■ INSTRUCTION
Each line should be copied exactly.

(Dataset entries)
++++
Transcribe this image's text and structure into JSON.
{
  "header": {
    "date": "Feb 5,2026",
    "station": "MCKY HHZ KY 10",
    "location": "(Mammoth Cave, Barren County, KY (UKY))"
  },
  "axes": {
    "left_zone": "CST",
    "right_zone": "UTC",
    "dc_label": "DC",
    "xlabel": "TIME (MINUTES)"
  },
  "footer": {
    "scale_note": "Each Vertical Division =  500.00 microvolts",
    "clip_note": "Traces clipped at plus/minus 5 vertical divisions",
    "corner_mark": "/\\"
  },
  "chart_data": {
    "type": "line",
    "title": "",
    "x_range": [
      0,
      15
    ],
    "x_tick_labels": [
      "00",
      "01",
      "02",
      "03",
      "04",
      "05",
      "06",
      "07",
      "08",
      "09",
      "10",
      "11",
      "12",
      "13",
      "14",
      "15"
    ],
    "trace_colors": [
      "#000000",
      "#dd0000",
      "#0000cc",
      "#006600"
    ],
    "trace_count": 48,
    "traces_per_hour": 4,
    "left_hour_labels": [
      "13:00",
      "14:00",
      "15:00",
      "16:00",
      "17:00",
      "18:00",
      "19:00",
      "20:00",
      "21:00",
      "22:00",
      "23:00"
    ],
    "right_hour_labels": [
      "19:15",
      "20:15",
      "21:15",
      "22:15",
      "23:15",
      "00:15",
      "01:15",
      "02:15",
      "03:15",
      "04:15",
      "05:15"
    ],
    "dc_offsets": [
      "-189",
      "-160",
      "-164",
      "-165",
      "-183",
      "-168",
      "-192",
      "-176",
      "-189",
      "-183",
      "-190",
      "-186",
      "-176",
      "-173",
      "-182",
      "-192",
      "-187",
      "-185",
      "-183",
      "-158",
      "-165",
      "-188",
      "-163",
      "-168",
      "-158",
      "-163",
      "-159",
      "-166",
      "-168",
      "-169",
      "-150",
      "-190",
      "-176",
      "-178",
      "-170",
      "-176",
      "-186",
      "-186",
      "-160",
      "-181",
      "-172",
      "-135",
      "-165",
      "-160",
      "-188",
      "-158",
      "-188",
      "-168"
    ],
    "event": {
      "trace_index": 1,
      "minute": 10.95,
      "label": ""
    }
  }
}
++++
■ EXERCISE RESULT
Transcribe this image's text and structure into JSON.
{
  "header": {
    "date": "Feb 5,2026",
    "station": "MCKY HHZ KY 10",
    "location": "(Mammoth Cave, Barren County, KY (UKY))"
  },
  "axes": {
    "left_zone": "CST",
    "right_zone": "UTC",
    "dc_label": "DC",
    "xlabel": "TIME (MINUTES)"
  },
  "footer": {
    "scale_note": "Each Vertical Division =  500.00 microvolts",
    "clip_note": "Traces clipped at plus/minus 5 vertical divisions",
    "corner_mark": "/\\"
  },
  "chart_data": {
    "type": "line",
    "title": "",
    "x_range": [
      0,
      15
    ],
    "x_tick_labels": [
      "00",
      "01",
      "02",
      "03",
      "04",
      "05",
      "06",
      "07",
      "08",
      "09",
      "10",
      "11",
      "12",
      "13",
      "14",
      "15"
    ],
    "trace_colors": [
      "#000000",
      "#dd0000",
      "#0000cc",
      "#006600"
    ],
    "trace_count": 48,
    "traces_per_hour": 4,
    "left_hour_labels": [
      "13:00",
      "14:00",
      "15:00",
      "16:00",
      "17:00",
      "18:00",
      "19:00",
      "20:00",
      "21:00",
      "22:00",
      "23:00"
    ],
    "right_hour_labels": [
      "19:15",
      "20:15",
      "21:15",
      "22:15",
      "23:15",
      "00:15",
      "01:15",
      "02:15",
      "03:15",
      "04:15",
      "05:15"
    ],
    "dc_offsets": [
      "-189",
      "-160",
      "-164",
      "-165",
      "-183",
      "-168",
      "-192",
      "-176",
      "-189",
      "-183",
      "-190",
      "-186",
      "-176",
      "-173",
      "-182",
      "-192",
      "-187",
      "-185",
      "-183",
      "-158",
      "-165",
      "-188",
      "-163",
      "-168",
      "-158",
      "-163",
      "-159",
      "-166",
      "-168",
      "-169",
      "-150",
      "-190",
      "-176",
      "-178",
      "-170",
      "-176",
      "-186",
      "-186",
      "-160",
      "-181",
      "-172",
      "-135",
      "-165",
      "-160",
      "-188",
      "-158",
      "-188",
      "-168"
    ],
    "event": {
      "trace_index": 1,
      "minute": 10.95,
      "label": ""
    }
  }
}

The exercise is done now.